### Given task:
Reproduce each line bearing the word "Venturcom".
· · · ·
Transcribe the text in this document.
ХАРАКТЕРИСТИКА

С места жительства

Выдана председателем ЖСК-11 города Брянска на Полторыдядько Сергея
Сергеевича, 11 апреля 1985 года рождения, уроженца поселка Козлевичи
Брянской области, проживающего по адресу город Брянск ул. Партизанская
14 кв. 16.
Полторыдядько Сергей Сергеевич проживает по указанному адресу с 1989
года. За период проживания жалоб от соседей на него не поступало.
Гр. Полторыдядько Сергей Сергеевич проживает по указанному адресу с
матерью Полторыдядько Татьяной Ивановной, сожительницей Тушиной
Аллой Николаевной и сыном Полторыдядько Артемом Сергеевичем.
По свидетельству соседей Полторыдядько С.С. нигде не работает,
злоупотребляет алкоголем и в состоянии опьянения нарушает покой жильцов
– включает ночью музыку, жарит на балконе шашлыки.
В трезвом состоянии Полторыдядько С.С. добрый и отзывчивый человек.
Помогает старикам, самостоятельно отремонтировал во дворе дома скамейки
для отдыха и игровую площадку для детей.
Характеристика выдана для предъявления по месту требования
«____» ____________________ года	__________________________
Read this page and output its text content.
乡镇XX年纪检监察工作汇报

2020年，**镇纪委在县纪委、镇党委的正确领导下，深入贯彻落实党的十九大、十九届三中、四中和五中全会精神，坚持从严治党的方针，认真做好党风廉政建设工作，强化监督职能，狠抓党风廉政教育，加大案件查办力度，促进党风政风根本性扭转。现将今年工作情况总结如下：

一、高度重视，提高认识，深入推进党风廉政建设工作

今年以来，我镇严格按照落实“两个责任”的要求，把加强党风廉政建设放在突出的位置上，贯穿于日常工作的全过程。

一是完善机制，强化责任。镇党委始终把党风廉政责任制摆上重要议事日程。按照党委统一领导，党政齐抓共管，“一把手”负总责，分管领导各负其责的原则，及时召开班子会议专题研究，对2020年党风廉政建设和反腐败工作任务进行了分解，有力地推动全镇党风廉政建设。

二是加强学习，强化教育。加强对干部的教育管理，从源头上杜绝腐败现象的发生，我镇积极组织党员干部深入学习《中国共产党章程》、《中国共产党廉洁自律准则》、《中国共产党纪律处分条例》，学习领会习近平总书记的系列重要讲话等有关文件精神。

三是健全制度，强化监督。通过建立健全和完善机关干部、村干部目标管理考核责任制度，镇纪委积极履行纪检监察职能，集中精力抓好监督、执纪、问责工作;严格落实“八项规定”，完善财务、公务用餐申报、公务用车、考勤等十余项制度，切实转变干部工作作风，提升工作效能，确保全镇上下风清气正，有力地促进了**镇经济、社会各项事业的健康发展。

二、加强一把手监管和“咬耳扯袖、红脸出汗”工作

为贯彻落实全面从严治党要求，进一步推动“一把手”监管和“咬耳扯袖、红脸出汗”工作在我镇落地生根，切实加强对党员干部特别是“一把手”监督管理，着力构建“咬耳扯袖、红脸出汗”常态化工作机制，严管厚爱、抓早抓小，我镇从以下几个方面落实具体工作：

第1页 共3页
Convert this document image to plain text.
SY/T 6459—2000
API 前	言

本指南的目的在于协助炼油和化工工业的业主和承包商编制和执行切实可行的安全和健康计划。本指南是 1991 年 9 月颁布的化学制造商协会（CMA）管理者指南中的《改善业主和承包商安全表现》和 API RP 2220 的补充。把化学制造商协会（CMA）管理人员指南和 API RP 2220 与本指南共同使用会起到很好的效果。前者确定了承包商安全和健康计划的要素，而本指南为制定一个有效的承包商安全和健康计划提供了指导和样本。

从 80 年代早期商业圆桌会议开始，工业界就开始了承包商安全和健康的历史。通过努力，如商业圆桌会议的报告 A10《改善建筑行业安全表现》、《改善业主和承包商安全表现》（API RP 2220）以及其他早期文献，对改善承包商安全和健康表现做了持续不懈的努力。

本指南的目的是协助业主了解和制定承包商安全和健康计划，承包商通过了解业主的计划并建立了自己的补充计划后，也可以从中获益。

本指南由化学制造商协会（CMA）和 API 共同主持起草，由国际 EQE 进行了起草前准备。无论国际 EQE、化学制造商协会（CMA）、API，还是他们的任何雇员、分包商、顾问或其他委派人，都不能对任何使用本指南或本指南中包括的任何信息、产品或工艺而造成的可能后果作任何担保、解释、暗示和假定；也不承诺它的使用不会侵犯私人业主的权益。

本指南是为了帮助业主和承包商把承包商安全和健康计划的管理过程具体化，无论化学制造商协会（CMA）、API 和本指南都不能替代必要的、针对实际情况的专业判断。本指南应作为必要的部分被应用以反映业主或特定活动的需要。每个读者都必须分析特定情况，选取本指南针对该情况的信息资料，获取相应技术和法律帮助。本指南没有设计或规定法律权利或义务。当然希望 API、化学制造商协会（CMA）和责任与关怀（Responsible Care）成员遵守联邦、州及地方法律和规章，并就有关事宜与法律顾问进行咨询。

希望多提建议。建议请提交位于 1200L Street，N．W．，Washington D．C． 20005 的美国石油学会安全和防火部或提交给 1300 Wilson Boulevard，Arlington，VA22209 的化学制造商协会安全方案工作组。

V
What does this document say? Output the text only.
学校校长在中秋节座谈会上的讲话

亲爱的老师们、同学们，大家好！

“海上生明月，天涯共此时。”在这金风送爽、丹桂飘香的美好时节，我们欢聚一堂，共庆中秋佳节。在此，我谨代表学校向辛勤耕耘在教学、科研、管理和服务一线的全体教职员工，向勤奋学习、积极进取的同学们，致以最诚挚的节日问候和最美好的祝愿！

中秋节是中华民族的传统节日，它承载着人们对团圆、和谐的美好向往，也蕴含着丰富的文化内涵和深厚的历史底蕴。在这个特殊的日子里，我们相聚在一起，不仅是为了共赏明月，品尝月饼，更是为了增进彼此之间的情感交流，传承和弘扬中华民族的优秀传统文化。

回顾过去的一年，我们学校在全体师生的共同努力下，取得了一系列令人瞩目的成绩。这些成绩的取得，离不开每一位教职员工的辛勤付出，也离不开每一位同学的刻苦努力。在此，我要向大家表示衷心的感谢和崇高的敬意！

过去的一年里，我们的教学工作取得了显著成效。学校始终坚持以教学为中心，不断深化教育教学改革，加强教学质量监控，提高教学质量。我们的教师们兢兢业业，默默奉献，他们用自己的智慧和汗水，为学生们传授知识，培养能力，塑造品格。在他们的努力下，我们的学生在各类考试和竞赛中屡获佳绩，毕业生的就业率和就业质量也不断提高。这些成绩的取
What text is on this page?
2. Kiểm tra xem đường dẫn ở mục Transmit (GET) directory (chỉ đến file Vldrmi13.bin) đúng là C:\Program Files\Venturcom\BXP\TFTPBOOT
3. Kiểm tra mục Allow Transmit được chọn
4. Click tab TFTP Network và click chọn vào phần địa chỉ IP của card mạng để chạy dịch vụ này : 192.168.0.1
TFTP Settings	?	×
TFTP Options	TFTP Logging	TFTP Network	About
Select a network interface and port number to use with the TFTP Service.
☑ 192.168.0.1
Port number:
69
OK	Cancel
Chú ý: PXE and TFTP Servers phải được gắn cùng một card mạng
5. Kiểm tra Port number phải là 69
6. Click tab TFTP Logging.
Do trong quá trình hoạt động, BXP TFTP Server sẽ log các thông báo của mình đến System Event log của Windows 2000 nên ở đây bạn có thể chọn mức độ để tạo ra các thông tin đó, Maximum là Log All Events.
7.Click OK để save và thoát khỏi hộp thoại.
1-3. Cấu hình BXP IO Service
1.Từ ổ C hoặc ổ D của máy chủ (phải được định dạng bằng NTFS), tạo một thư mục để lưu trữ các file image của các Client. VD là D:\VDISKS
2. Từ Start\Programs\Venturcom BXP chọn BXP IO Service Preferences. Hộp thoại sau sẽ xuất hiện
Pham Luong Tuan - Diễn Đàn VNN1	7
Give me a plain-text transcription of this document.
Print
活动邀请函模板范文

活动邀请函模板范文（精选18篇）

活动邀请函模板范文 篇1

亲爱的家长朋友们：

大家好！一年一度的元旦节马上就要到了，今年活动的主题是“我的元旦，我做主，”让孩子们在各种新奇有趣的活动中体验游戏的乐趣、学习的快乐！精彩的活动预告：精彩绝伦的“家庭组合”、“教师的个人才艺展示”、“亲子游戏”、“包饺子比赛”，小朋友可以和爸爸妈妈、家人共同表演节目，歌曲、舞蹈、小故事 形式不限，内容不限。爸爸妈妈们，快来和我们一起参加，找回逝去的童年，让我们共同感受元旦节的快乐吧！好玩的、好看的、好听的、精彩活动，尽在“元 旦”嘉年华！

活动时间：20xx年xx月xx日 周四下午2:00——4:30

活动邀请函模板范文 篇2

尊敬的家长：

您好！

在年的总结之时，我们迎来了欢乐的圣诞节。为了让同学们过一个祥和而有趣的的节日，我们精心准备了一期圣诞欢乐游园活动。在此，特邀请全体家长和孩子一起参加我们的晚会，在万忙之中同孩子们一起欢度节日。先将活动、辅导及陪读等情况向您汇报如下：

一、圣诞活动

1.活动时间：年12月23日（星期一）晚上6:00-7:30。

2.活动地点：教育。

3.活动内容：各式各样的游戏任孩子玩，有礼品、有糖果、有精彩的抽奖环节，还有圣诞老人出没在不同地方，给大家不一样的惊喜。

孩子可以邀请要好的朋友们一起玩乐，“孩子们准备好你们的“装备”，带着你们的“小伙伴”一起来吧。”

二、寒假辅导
· · · ·
### Task response:
2. Kiểm tra xem đường dẫn ở mục Transmit (GET) directory (chỉ đến file Vldrmi13.bin) đúng là C:\Program Files\Venturcom\BXP\TFTPBOOT
2. Từ Start\Programs\Venturcom BXP chọn BXP IO Service Preferences. Hộp thoại sau sẽ xuất hiện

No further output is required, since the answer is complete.